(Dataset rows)
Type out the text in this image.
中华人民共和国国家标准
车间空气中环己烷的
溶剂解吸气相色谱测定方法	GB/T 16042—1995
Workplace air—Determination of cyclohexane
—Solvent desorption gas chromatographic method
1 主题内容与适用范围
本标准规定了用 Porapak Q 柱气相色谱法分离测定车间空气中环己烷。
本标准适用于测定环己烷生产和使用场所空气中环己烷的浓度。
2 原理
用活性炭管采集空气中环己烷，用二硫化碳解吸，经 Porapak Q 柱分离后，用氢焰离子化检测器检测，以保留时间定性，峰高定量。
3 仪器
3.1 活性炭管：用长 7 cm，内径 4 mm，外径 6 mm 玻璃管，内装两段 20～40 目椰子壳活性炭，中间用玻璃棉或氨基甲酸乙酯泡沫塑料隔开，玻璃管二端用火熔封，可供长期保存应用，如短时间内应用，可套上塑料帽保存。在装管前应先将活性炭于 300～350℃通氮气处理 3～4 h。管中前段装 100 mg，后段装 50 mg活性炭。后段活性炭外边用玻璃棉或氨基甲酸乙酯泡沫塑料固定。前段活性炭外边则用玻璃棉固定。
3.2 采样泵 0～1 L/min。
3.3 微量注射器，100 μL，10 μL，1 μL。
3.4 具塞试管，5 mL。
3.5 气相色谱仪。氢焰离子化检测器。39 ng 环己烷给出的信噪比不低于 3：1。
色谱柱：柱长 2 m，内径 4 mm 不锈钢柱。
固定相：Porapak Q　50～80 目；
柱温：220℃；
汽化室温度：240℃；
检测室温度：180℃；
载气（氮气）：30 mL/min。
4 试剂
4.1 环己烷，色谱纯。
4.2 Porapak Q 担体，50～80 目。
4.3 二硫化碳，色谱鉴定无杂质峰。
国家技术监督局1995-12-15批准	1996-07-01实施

=== Given problem ===
Quote every line of the data, word for word.

=== Problem solution ===
Type out the text in this image.
中华人民共和国国家标准
车间空气中环己烷的
溶剂解吸气相色谱测定方法	GB/T 16042—1995
Workplace air—Determination of cyclohexane
—Solvent desorption gas chromatographic method
1 主题内容与适用范围
本标准规定了用 Porapak Q 柱气相色谱法分离测定车间空气中环己烷。
本标准适用于测定环己烷生产和使用场所空气中环己烷的浓度。
2 原理
用活性炭管采集空气中环己烷，用二硫化碳解吸，经 Porapak Q 柱分离后，用氢焰离子化检测器检测，以保留时间定性，峰高定量。
3 仪器
3.1 活性炭管：用长 7 cm，内径 4 mm，外径 6 mm 玻璃管，内装两段 20～40 目椰子壳活性炭，中间用玻璃棉或氨基甲酸乙酯泡沫塑料隔开，玻璃管二端用火熔封，可供长期保存应用，如短时间内应用，可套上塑料帽保存。在装管前应先将活性炭于 300～350℃通氮气处理 3～4 h。管中前段装 100 mg，后段装 50 mg活性炭。后段活性炭外边用玻璃棉或氨基甲酸乙酯泡沫塑料固定。前段活性炭外边则用玻璃棉固定。
3.2 采样泵 0～1 L/min。
3.3 微量注射器，100 μL，10 μL，1 μL。
3.4 具塞试管，5 mL。
3.5 气相色谱仪。氢焰离子化检测器。39 ng 环己烷给出的信噪比不低于 3：1。
色谱柱：柱长 2 m，内径 4 mm 不锈钢柱。
固定相：Porapak Q　50～80 目；
柱温：220℃；
汽化室温度：240℃；
检测室温度：180℃；
载气（氮气）：30 mL/min。
4 试剂
4.1 环己烷，色谱纯。
4.2 Porapak Q 担体，50～80 目。
4.3 二硫化碳，色谱鉴定无杂质峰。
国家技术监督局1995-12-15批准	1996-07-01实施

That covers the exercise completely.